# start of The data

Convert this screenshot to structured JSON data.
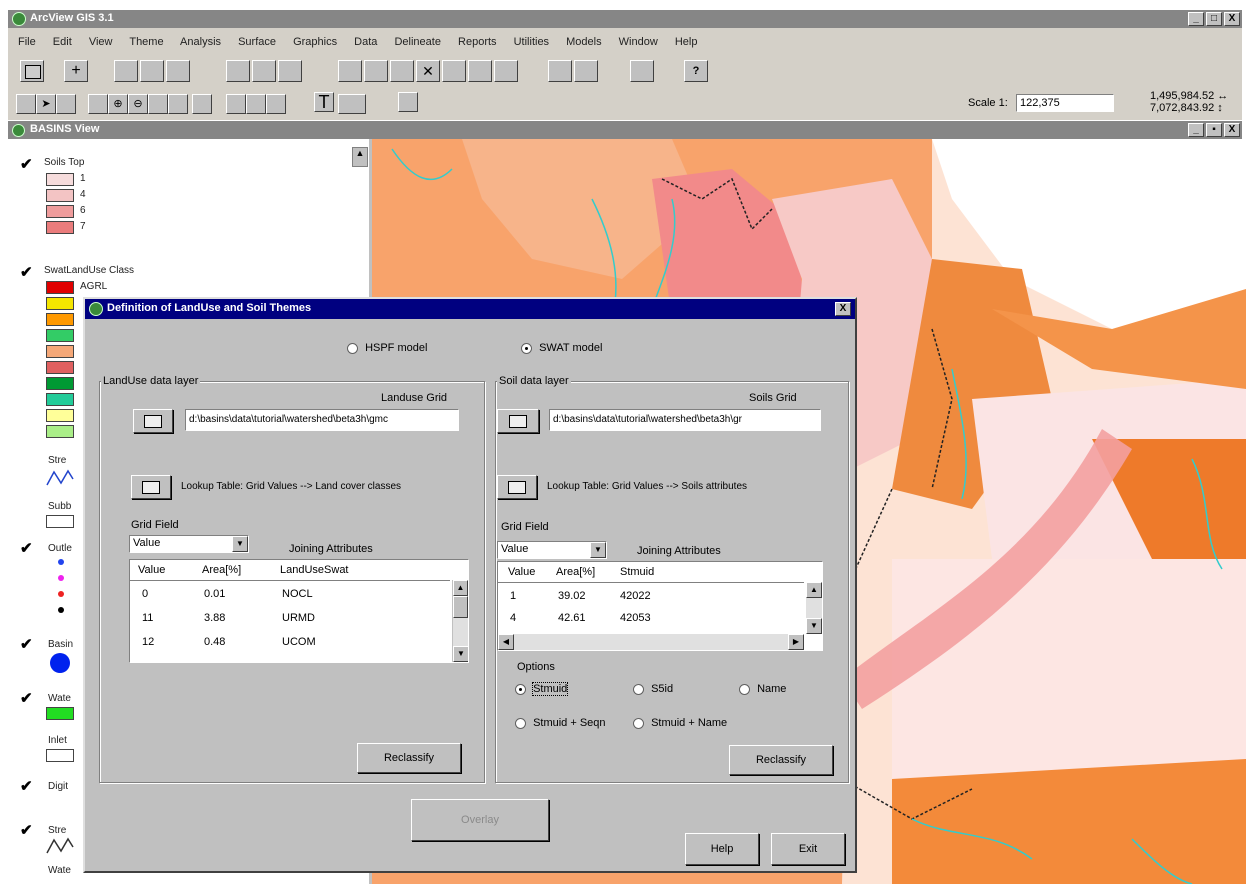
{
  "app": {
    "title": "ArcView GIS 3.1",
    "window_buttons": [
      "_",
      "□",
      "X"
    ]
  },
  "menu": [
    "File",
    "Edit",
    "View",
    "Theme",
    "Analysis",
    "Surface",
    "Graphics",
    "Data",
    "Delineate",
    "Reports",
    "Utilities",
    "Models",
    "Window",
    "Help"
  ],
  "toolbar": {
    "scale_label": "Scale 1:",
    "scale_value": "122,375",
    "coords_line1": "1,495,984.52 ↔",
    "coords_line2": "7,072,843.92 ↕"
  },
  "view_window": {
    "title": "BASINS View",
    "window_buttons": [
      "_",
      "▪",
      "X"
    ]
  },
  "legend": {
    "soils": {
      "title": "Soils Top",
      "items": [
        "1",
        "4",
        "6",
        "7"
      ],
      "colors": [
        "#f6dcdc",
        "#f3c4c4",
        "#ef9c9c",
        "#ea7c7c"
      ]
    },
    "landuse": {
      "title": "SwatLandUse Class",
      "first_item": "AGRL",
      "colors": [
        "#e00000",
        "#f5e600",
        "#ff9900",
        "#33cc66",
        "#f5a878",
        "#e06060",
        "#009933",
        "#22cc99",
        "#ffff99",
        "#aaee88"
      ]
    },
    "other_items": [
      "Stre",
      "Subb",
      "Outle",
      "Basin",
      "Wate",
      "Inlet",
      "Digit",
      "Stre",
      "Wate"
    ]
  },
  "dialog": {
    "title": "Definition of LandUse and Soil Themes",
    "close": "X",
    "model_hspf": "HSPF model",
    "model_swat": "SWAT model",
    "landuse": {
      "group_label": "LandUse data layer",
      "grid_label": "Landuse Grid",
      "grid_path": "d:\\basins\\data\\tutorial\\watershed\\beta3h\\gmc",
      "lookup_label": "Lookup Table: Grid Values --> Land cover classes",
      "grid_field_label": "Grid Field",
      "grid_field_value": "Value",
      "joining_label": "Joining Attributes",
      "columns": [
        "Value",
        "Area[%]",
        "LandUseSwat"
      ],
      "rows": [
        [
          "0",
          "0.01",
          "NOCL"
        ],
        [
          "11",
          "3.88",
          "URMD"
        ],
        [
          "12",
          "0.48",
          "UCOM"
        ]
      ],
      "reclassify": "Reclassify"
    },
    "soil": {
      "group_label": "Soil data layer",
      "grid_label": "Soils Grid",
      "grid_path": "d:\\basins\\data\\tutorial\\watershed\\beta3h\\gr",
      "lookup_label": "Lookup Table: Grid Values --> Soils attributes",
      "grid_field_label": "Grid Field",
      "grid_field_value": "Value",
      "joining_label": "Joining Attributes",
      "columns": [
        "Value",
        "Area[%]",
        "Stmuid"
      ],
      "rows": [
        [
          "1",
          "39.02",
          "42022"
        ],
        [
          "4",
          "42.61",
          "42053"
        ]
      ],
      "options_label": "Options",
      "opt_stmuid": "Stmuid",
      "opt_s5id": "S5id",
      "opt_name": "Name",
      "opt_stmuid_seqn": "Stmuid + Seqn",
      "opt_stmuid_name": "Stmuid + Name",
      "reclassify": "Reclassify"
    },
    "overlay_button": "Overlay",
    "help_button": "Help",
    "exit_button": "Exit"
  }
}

# end of The data

Your task>
Leave out the pictures and output every record above precisely as given.

Correct response>
Convert this screenshot to structured JSON data.
{
  "app": {
    "title": "ArcView GIS 3.1",
    "window_buttons": [
      "_",
      "□",
      "X"
    ]
  },
  "menu": [
    "File",
    "Edit",
    "View",
    "Theme",
    "Analysis",
    "Surface",
    "Graphics",
    "Data",
    "Delineate",
    "Reports",
    "Utilities",
    "Models",
    "Window",
    "Help"
  ],
  "toolbar": {
    "scale_label": "Scale 1:",
    "scale_value": "122,375",
    "coords_line1": "1,495,984.52 ↔",
    "coords_line2": "7,072,843.92 ↕"
  },
  "view_window": {
    "title": "BASINS View",
    "window_buttons": [
      "_",
      "▪",
      "X"
    ]
  },
  "legend": {
    "soils": {
      "title": "Soils Top",
      "items": [
        "1",
        "4",
        "6",
        "7"
      ],
      "colors": [
        "#f6dcdc",
        "#f3c4c4",
        "#ef9c9c",
        "#ea7c7c"
      ]
    },
    "landuse": {
      "title": "SwatLandUse Class",
      "first_item": "AGRL",
      "colors": [
        "#e00000",
        "#f5e600",
        "#ff9900",
        "#33cc66",
        "#f5a878",
        "#e06060",
        "#009933",
        "#22cc99",
        "#ffff99",
        "#aaee88"
      ]
    },
    "other_items": [
      "Stre",
      "Subb",
      "Outle",
      "Basin",
      "Wate",
      "Inlet",
      "Digit",
      "Stre",
      "Wate"
    ]
  },
  "dialog": {
    "title": "Definition of LandUse and Soil Themes",
    "close": "X",
    "model_hspf": "HSPF model",
    "model_swat": "SWAT model",
    "landuse": {
      "group_label": "LandUse data layer",
      "grid_label": "Landuse Grid",
      "grid_path": "d:\\basins\\data\\tutorial\\watershed\\beta3h\\gmc",
      "lookup_label": "Lookup Table: Grid Values --> Land cover classes",
      "grid_field_label": "Grid Field",
      "grid_field_value": "Value",
      "joining_label": "Joining Attributes",
      "columns": [
        "Value",
        "Area[%]",
        "LandUseSwat"
      ],
      "rows": [
        [
          "0",
          "0.01",
          "NOCL"
        ],
        [
          "11",
          "3.88",
          "URMD"
        ],
        [
          "12",
          "0.48",
          "UCOM"
        ]
      ],
      "reclassify": "Reclassify"
    },
    "soil": {
      "group_label": "Soil data layer",
      "grid_label": "Soils Grid",
      "grid_path": "d:\\basins\\data\\tutorial\\watershed\\beta3h\\gr",
      "lookup_label": "Lookup Table: Grid Values --> Soils attributes",
      "grid_field_label": "Grid Field",
      "grid_field_value": "Value",
      "joining_label": "Joining Attributes",
      "columns": [
        "Value",
        "Area[%]",
        "Stmuid"
      ],
      "rows": [
        [
          "1",
          "39.02",
          "42022"
        ],
        [
          "4",
          "42.61",
          "42053"
        ]
      ],
      "options_label": "Options",
      "opt_stmuid": "Stmuid",
      "opt_s5id": "S5id",
      "opt_name": "Name",
      "opt_stmuid_seqn": "Stmuid + Seqn",
      "opt_stmuid_name": "Stmuid + Name",
      "reclassify": "Reclassify"
    },
    "overlay_button": "Overlay",
    "help_button": "Help",
    "exit_button": "Exit"
  }
}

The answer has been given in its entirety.